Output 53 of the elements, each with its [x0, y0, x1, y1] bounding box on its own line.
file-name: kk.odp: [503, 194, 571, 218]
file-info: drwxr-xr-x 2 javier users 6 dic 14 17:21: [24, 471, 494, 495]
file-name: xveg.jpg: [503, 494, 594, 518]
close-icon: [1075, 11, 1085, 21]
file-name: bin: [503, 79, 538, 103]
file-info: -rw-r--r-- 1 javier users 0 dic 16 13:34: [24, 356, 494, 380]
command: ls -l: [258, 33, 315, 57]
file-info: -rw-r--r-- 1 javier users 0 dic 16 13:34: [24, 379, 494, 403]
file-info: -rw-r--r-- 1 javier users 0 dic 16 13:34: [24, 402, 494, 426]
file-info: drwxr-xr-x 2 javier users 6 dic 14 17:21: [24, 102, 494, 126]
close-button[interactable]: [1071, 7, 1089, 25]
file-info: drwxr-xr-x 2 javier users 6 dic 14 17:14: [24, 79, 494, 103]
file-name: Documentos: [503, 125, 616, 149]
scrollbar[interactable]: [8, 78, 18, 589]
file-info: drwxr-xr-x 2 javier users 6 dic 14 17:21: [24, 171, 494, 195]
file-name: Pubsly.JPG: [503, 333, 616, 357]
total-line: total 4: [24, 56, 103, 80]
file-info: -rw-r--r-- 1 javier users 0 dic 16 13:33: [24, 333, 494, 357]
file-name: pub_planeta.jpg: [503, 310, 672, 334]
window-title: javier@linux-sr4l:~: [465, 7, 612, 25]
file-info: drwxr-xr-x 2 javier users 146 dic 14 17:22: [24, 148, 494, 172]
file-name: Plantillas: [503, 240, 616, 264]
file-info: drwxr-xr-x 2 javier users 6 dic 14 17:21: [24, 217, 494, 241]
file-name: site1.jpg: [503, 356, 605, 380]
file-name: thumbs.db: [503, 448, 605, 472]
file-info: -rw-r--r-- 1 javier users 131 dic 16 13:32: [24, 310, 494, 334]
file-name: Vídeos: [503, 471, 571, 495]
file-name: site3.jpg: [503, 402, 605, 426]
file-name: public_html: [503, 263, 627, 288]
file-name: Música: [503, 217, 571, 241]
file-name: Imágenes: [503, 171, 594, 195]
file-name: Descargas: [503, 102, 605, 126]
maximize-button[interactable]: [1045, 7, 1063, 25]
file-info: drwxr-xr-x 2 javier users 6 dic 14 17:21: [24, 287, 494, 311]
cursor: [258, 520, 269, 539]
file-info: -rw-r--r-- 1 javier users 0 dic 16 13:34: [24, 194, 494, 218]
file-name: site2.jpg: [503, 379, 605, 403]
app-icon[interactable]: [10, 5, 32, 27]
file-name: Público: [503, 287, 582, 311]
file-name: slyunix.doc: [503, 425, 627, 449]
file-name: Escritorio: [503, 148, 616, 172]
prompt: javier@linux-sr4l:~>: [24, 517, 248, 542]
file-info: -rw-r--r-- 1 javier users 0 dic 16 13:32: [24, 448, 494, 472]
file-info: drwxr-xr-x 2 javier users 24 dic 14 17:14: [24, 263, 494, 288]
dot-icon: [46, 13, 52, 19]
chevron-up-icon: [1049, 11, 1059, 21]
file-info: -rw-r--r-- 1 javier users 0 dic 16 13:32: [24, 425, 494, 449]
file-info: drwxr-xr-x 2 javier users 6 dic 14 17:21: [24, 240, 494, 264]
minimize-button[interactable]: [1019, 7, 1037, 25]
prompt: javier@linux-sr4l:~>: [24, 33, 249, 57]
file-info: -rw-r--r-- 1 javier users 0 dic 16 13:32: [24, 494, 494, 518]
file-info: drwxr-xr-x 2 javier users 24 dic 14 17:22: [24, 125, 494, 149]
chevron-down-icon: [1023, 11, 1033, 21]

**Your objective:**
Count each line above where the string "close" occurs. Give the number only.

**Completed exercise:**
2